# REQUIRED TASK
Repeat the material verbatim. Images are excluded from the copy.

Some records
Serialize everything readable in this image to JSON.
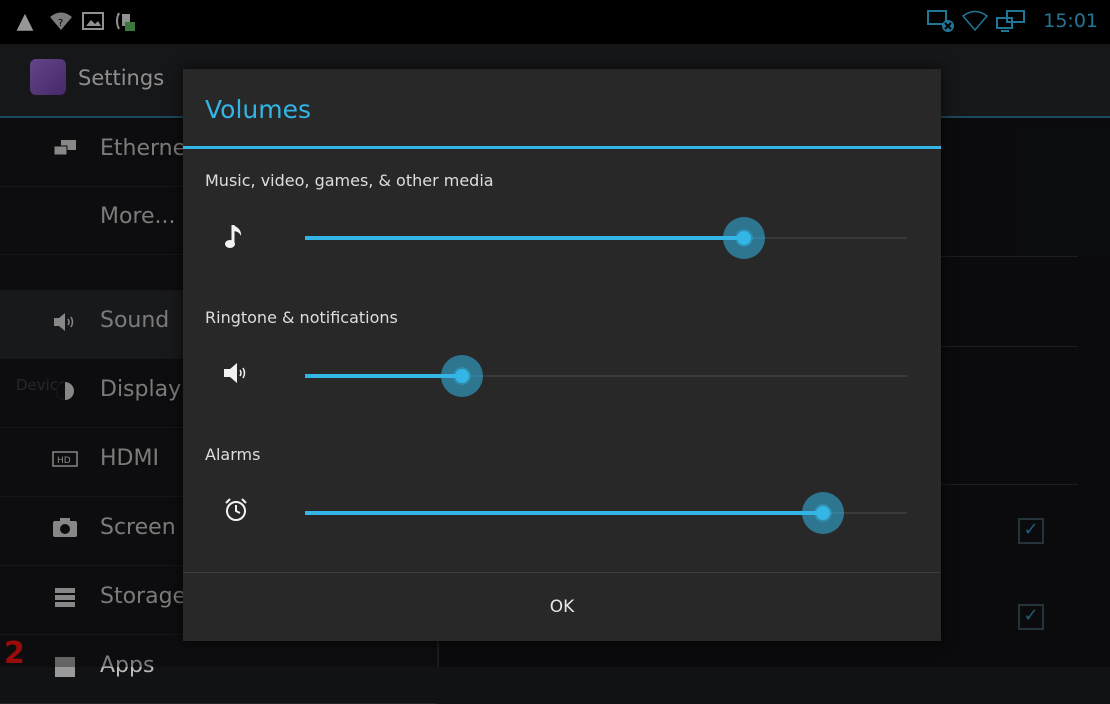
{
  "status_bar": {
    "time": "15:01",
    "left_icons": [
      "warning-icon",
      "wifi-question-icon",
      "image-icon",
      "usb-debug-icon"
    ],
    "right_icons": [
      "ethernet-disconnected-icon",
      "wifi-empty-icon",
      "monitor-network-icon"
    ]
  },
  "action_bar": {
    "title": "Settings"
  },
  "settings_list": {
    "items": [
      {
        "label": "Etherne",
        "icon": "ethernet-icon"
      },
      {
        "label": "More...",
        "icon": ""
      },
      {
        "label": "Sound",
        "icon": "speaker-icon"
      },
      {
        "label": "Display",
        "icon": "brightness-icon"
      },
      {
        "label": "HDMI",
        "icon": "hdmi-icon"
      },
      {
        "label": "Screen",
        "icon": "camera-icon"
      },
      {
        "label": "Storage",
        "icon": "storage-icon"
      },
      {
        "label": "Apps",
        "icon": "apps-icon"
      }
    ],
    "category": "Device"
  },
  "annotation": "2",
  "dialog": {
    "title": "Volumes",
    "ok_label": "OK",
    "sliders": [
      {
        "label": "Music, video, games, & other media",
        "icon": "music-note-icon",
        "value": 0.73
      },
      {
        "label": "Ringtone & notifications",
        "icon": "speaker-icon",
        "value": 0.26
      },
      {
        "label": "Alarms",
        "icon": "alarm-clock-icon",
        "value": 0.86
      }
    ]
  },
  "colors": {
    "accent": "#33b5e5",
    "dialog_bg": "#282828",
    "background": "#111214"
  }
}
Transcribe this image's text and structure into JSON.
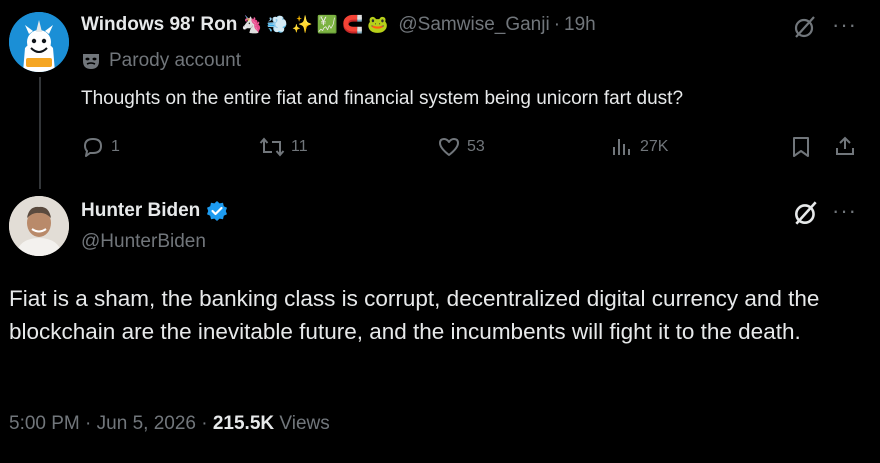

# OUTPUT BELOW
Serialize everything readable in this image to JSON.
{
  "status_bar": {
    "time": "15:01",
    "left_icons": [
      "warning-icon",
      "wifi-question-icon",
      "image-icon",
      "usb-debug-icon"
    ],
    "right_icons": [
      "ethernet-disconnected-icon",
      "wifi-empty-icon",
      "monitor-network-icon"
    ]
  },
  "action_bar": {
    "title": "Settings"
  },
  "settings_list": {
    "items": [
      {
        "label": "Etherne",
        "icon": "ethernet-icon"
      },
      {
        "label": "More...",
        "icon": ""
      },
      {
        "label": "Sound",
        "icon": "speaker-icon"
      },
      {
        "label": "Display",
        "icon": "brightness-icon"
      },
      {
        "label": "HDMI",
        "icon": "hdmi-icon"
      },
      {
        "label": "Screen",
        "icon": "camera-icon"
      },
      {
        "label": "Storage",
        "icon": "storage-icon"
      },
      {
        "label": "Apps",
        "icon": "apps-icon"
      }
    ],
    "category": "Device"
  },
  "annotation": "2",
  "dialog": {
    "title": "Volumes",
    "ok_label": "OK",
    "sliders": [
      {
        "label": "Music, video, games, & other media",
        "icon": "music-note-icon",
        "value": 0.73
      },
      {
        "label": "Ringtone & notifications",
        "icon": "speaker-icon",
        "value": 0.26
      },
      {
        "label": "Alarms",
        "icon": "alarm-clock-icon",
        "value": 0.86
      }
    ]
  },
  "colors": {
    "accent": "#33b5e5",
    "dialog_bg": "#282828",
    "background": "#111214"
  }
}
Transcribe this image's text and structure into JSON.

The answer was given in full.